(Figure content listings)
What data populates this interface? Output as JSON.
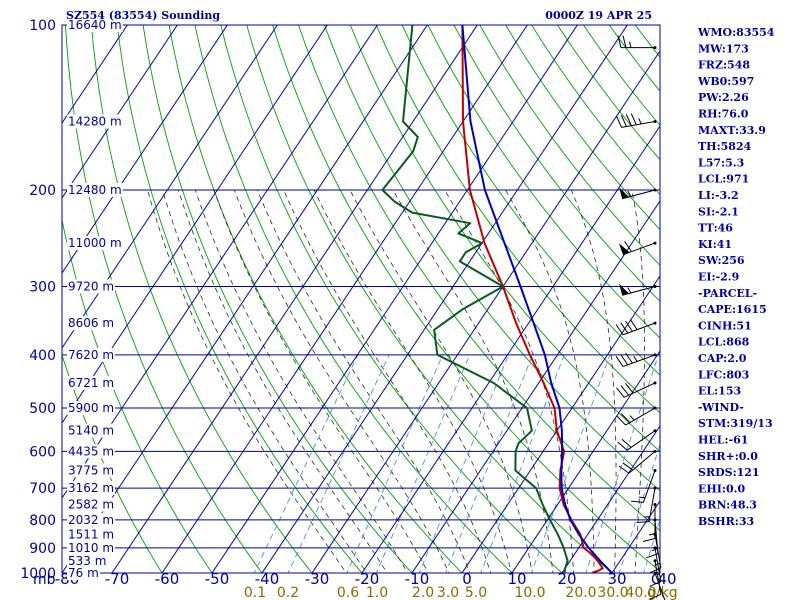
{
  "header": {
    "title": "SZ554 (83554) Sounding",
    "time": "0000Z 19 APR 25"
  },
  "chart_data": {
    "type": "skew-t",
    "pressure_levels": [
      100,
      200,
      300,
      400,
      500,
      600,
      700,
      800,
      900,
      1000
    ],
    "temperature_ticks": [
      -80,
      -70,
      -60,
      -50,
      -40,
      -30,
      -20,
      -10,
      0,
      10,
      20,
      30,
      40
    ],
    "x_unit_left": "mb",
    "x_unit_right": "C",
    "mixing_ratio_labels": [
      "0.1",
      "0.2",
      "0.6",
      "1.0",
      "2.0",
      "3.0",
      "5.0",
      "10.0",
      "20.0",
      "30.0",
      "40.0"
    ],
    "mixing_ratio_unit": "g/kg",
    "height_labels": [
      {
        "p": 100,
        "text": "16640 m"
      },
      {
        "p": 150,
        "text": "14280 m"
      },
      {
        "p": 200,
        "text": "12480 m"
      },
      {
        "p": 250,
        "text": "11000 m"
      },
      {
        "p": 300,
        "text": "9720 m"
      },
      {
        "p": 350,
        "text": "8606 m"
      },
      {
        "p": 400,
        "text": "7620 m"
      },
      {
        "p": 450,
        "text": "6721 m"
      },
      {
        "p": 500,
        "text": "5900 m"
      },
      {
        "p": 550,
        "text": "5140 m"
      },
      {
        "p": 600,
        "text": "4435 m"
      },
      {
        "p": 650,
        "text": "3775 m"
      },
      {
        "p": 700,
        "text": "3162 m"
      },
      {
        "p": 750,
        "text": "2582 m"
      },
      {
        "p": 800,
        "text": "2032 m"
      },
      {
        "p": 850,
        "text": "1511 m"
      },
      {
        "p": 900,
        "text": "1010 m"
      },
      {
        "p": 950,
        "text": "533 m"
      },
      {
        "p": 1000,
        "text": "76 m"
      }
    ],
    "series": [
      {
        "key": "temperature",
        "color": "#c00000",
        "points": [
          [
            1000,
            26
          ],
          [
            990,
            27
          ],
          [
            980,
            27.5
          ],
          [
            950,
            25.5
          ],
          [
            925,
            23.5
          ],
          [
            900,
            21
          ],
          [
            850,
            18.5
          ],
          [
            800,
            14.8
          ],
          [
            750,
            11.2
          ],
          [
            700,
            8.2
          ],
          [
            650,
            6
          ],
          [
            600,
            4.2
          ],
          [
            550,
            0
          ],
          [
            500,
            -3.5
          ],
          [
            450,
            -9
          ],
          [
            400,
            -15.5
          ],
          [
            350,
            -22.5
          ],
          [
            300,
            -30
          ],
          [
            250,
            -39.5
          ],
          [
            200,
            -49.5
          ],
          [
            150,
            -60
          ],
          [
            100,
            -73
          ]
        ]
      },
      {
        "key": "dewpoint",
        "color": "#0a5a1e",
        "points": [
          [
            1000,
            20.5
          ],
          [
            980,
            20
          ],
          [
            950,
            19.5
          ],
          [
            900,
            17
          ],
          [
            850,
            14
          ],
          [
            800,
            10.5
          ],
          [
            750,
            7
          ],
          [
            700,
            3.5
          ],
          [
            650,
            -3
          ],
          [
            600,
            -5.5
          ],
          [
            580,
            -6
          ],
          [
            550,
            -5
          ],
          [
            500,
            -9
          ],
          [
            450,
            -19
          ],
          [
            400,
            -34
          ],
          [
            360,
            -38
          ],
          [
            330,
            -35
          ],
          [
            300,
            -30
          ],
          [
            270,
            -42
          ],
          [
            260,
            -42
          ],
          [
            250,
            -40
          ],
          [
            240,
            -46
          ],
          [
            230,
            -45
          ],
          [
            220,
            -58
          ],
          [
            210,
            -63
          ],
          [
            200,
            -67
          ],
          [
            170,
            -66
          ],
          [
            160,
            -67
          ],
          [
            150,
            -72
          ],
          [
            100,
            -83
          ]
        ]
      },
      {
        "key": "parcel",
        "color": "#0000c0",
        "points": [
          [
            1000,
            30
          ],
          [
            950,
            26
          ],
          [
            900,
            22
          ],
          [
            850,
            18.2
          ],
          [
            800,
            14.6
          ],
          [
            750,
            11.5
          ],
          [
            700,
            8.6
          ],
          [
            650,
            6.2
          ],
          [
            600,
            3.8
          ],
          [
            550,
            1
          ],
          [
            500,
            -2.5
          ],
          [
            450,
            -7.5
          ],
          [
            400,
            -12.5
          ],
          [
            350,
            -19
          ],
          [
            300,
            -26.5
          ],
          [
            250,
            -35.5
          ],
          [
            200,
            -46.5
          ],
          [
            150,
            -58.5
          ],
          [
            100,
            -73
          ]
        ]
      }
    ],
    "wind_barbs": [
      {
        "p": 110,
        "dir": 270,
        "kt": 25
      },
      {
        "p": 150,
        "dir": 260,
        "kt": 45
      },
      {
        "p": 200,
        "dir": 255,
        "kt": 55
      },
      {
        "p": 250,
        "dir": 250,
        "kt": 60
      },
      {
        "p": 300,
        "dir": 255,
        "kt": 55
      },
      {
        "p": 350,
        "dir": 250,
        "kt": 40
      },
      {
        "p": 400,
        "dir": 250,
        "kt": 35
      },
      {
        "p": 450,
        "dir": 245,
        "kt": 30
      },
      {
        "p": 500,
        "dir": 240,
        "kt": 25
      },
      {
        "p": 550,
        "dir": 235,
        "kt": 20
      },
      {
        "p": 600,
        "dir": 230,
        "kt": 20
      },
      {
        "p": 650,
        "dir": 200,
        "kt": 15
      },
      {
        "p": 700,
        "dir": 190,
        "kt": 15
      },
      {
        "p": 750,
        "dir": 180,
        "kt": 15
      },
      {
        "p": 800,
        "dir": 175,
        "kt": 15
      },
      {
        "p": 850,
        "dir": 170,
        "kt": 15
      },
      {
        "p": 900,
        "dir": 170,
        "kt": 10
      },
      {
        "p": 950,
        "dir": 170,
        "kt": 10
      },
      {
        "p": 1000,
        "dir": 160,
        "kt": 5
      }
    ],
    "grid": true,
    "colors": {
      "grid": "#0000a0",
      "dry_adiabat": "#00a000",
      "moist_adiabat": "#2a2a2a",
      "mixing_ratio": "#4a90e8"
    }
  },
  "indices": [
    "WMO:83554",
    "MW:173",
    "FRZ:548",
    "WB0:597",
    "PW:2.26",
    "RH:76.0",
    "MAXT:33.9",
    "TH:5824",
    "L57:5.3",
    "LCL:971",
    "LI:-3.2",
    "SI:-2.1",
    "TT:46",
    "KI:41",
    "SW:256",
    "EI:-2.9",
    "-PARCEL-",
    "CAPE:1615",
    "CINH:51",
    "LCL:868",
    "CAP:2.0",
    "LFC:803",
    "EL:153",
    "-WIND-",
    "STM:319/13",
    "HEL:-61",
    "SHR+:0.0",
    "SRDS:121",
    "EHI:0.0",
    "BRN:48.3",
    "BSHR:33"
  ]
}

Short exercise – Using the material above, return every line exactly as it appears, minus the pictures.

Solution for this task –
What data populates this interface? Output as JSON.
{
  "header": {
    "title": "SZ554 (83554) Sounding",
    "time": "0000Z 19 APR 25"
  },
  "chart_data": {
    "type": "skew-t",
    "pressure_levels": [
      100,
      200,
      300,
      400,
      500,
      600,
      700,
      800,
      900,
      1000
    ],
    "temperature_ticks": [
      -80,
      -70,
      -60,
      -50,
      -40,
      -30,
      -20,
      -10,
      0,
      10,
      20,
      30,
      40
    ],
    "x_unit_left": "mb",
    "x_unit_right": "C",
    "mixing_ratio_labels": [
      "0.1",
      "0.2",
      "0.6",
      "1.0",
      "2.0",
      "3.0",
      "5.0",
      "10.0",
      "20.0",
      "30.0",
      "40.0"
    ],
    "mixing_ratio_unit": "g/kg",
    "height_labels": [
      {
        "p": 100,
        "text": "16640 m"
      },
      {
        "p": 150,
        "text": "14280 m"
      },
      {
        "p": 200,
        "text": "12480 m"
      },
      {
        "p": 250,
        "text": "11000 m"
      },
      {
        "p": 300,
        "text": "9720 m"
      },
      {
        "p": 350,
        "text": "8606 m"
      },
      {
        "p": 400,
        "text": "7620 m"
      },
      {
        "p": 450,
        "text": "6721 m"
      },
      {
        "p": 500,
        "text": "5900 m"
      },
      {
        "p": 550,
        "text": "5140 m"
      },
      {
        "p": 600,
        "text": "4435 m"
      },
      {
        "p": 650,
        "text": "3775 m"
      },
      {
        "p": 700,
        "text": "3162 m"
      },
      {
        "p": 750,
        "text": "2582 m"
      },
      {
        "p": 800,
        "text": "2032 m"
      },
      {
        "p": 850,
        "text": "1511 m"
      },
      {
        "p": 900,
        "text": "1010 m"
      },
      {
        "p": 950,
        "text": "533 m"
      },
      {
        "p": 1000,
        "text": "76 m"
      }
    ],
    "series": [
      {
        "key": "temperature",
        "color": "#c00000",
        "points": [
          [
            1000,
            26
          ],
          [
            990,
            27
          ],
          [
            980,
            27.5
          ],
          [
            950,
            25.5
          ],
          [
            925,
            23.5
          ],
          [
            900,
            21
          ],
          [
            850,
            18.5
          ],
          [
            800,
            14.8
          ],
          [
            750,
            11.2
          ],
          [
            700,
            8.2
          ],
          [
            650,
            6
          ],
          [
            600,
            4.2
          ],
          [
            550,
            0
          ],
          [
            500,
            -3.5
          ],
          [
            450,
            -9
          ],
          [
            400,
            -15.5
          ],
          [
            350,
            -22.5
          ],
          [
            300,
            -30
          ],
          [
            250,
            -39.5
          ],
          [
            200,
            -49.5
          ],
          [
            150,
            -60
          ],
          [
            100,
            -73
          ]
        ]
      },
      {
        "key": "dewpoint",
        "color": "#0a5a1e",
        "points": [
          [
            1000,
            20.5
          ],
          [
            980,
            20
          ],
          [
            950,
            19.5
          ],
          [
            900,
            17
          ],
          [
            850,
            14
          ],
          [
            800,
            10.5
          ],
          [
            750,
            7
          ],
          [
            700,
            3.5
          ],
          [
            650,
            -3
          ],
          [
            600,
            -5.5
          ],
          [
            580,
            -6
          ],
          [
            550,
            -5
          ],
          [
            500,
            -9
          ],
          [
            450,
            -19
          ],
          [
            400,
            -34
          ],
          [
            360,
            -38
          ],
          [
            330,
            -35
          ],
          [
            300,
            -30
          ],
          [
            270,
            -42
          ],
          [
            260,
            -42
          ],
          [
            250,
            -40
          ],
          [
            240,
            -46
          ],
          [
            230,
            -45
          ],
          [
            220,
            -58
          ],
          [
            210,
            -63
          ],
          [
            200,
            -67
          ],
          [
            170,
            -66
          ],
          [
            160,
            -67
          ],
          [
            150,
            -72
          ],
          [
            100,
            -83
          ]
        ]
      },
      {
        "key": "parcel",
        "color": "#0000c0",
        "points": [
          [
            1000,
            30
          ],
          [
            950,
            26
          ],
          [
            900,
            22
          ],
          [
            850,
            18.2
          ],
          [
            800,
            14.6
          ],
          [
            750,
            11.5
          ],
          [
            700,
            8.6
          ],
          [
            650,
            6.2
          ],
          [
            600,
            3.8
          ],
          [
            550,
            1
          ],
          [
            500,
            -2.5
          ],
          [
            450,
            -7.5
          ],
          [
            400,
            -12.5
          ],
          [
            350,
            -19
          ],
          [
            300,
            -26.5
          ],
          [
            250,
            -35.5
          ],
          [
            200,
            -46.5
          ],
          [
            150,
            -58.5
          ],
          [
            100,
            -73
          ]
        ]
      }
    ],
    "wind_barbs": [
      {
        "p": 110,
        "dir": 270,
        "kt": 25
      },
      {
        "p": 150,
        "dir": 260,
        "kt": 45
      },
      {
        "p": 200,
        "dir": 255,
        "kt": 55
      },
      {
        "p": 250,
        "dir": 250,
        "kt": 60
      },
      {
        "p": 300,
        "dir": 255,
        "kt": 55
      },
      {
        "p": 350,
        "dir": 250,
        "kt": 40
      },
      {
        "p": 400,
        "dir": 250,
        "kt": 35
      },
      {
        "p": 450,
        "dir": 245,
        "kt": 30
      },
      {
        "p": 500,
        "dir": 240,
        "kt": 25
      },
      {
        "p": 550,
        "dir": 235,
        "kt": 20
      },
      {
        "p": 600,
        "dir": 230,
        "kt": 20
      },
      {
        "p": 650,
        "dir": 200,
        "kt": 15
      },
      {
        "p": 700,
        "dir": 190,
        "kt": 15
      },
      {
        "p": 750,
        "dir": 180,
        "kt": 15
      },
      {
        "p": 800,
        "dir": 175,
        "kt": 15
      },
      {
        "p": 850,
        "dir": 170,
        "kt": 15
      },
      {
        "p": 900,
        "dir": 170,
        "kt": 10
      },
      {
        "p": 950,
        "dir": 170,
        "kt": 10
      },
      {
        "p": 1000,
        "dir": 160,
        "kt": 5
      }
    ],
    "grid": true,
    "colors": {
      "grid": "#0000a0",
      "dry_adiabat": "#00a000",
      "moist_adiabat": "#2a2a2a",
      "mixing_ratio": "#4a90e8"
    }
  },
  "indices": [
    "WMO:83554",
    "MW:173",
    "FRZ:548",
    "WB0:597",
    "PW:2.26",
    "RH:76.0",
    "MAXT:33.9",
    "TH:5824",
    "L57:5.3",
    "LCL:971",
    "LI:-3.2",
    "SI:-2.1",
    "TT:46",
    "KI:41",
    "SW:256",
    "EI:-2.9",
    "-PARCEL-",
    "CAPE:1615",
    "CINH:51",
    "LCL:868",
    "CAP:2.0",
    "LFC:803",
    "EL:153",
    "-WIND-",
    "STM:319/13",
    "HEL:-61",
    "SHR+:0.0",
    "SRDS:121",
    "EHI:0.0",
    "BRN:48.3",
    "BSHR:33"
  ]
}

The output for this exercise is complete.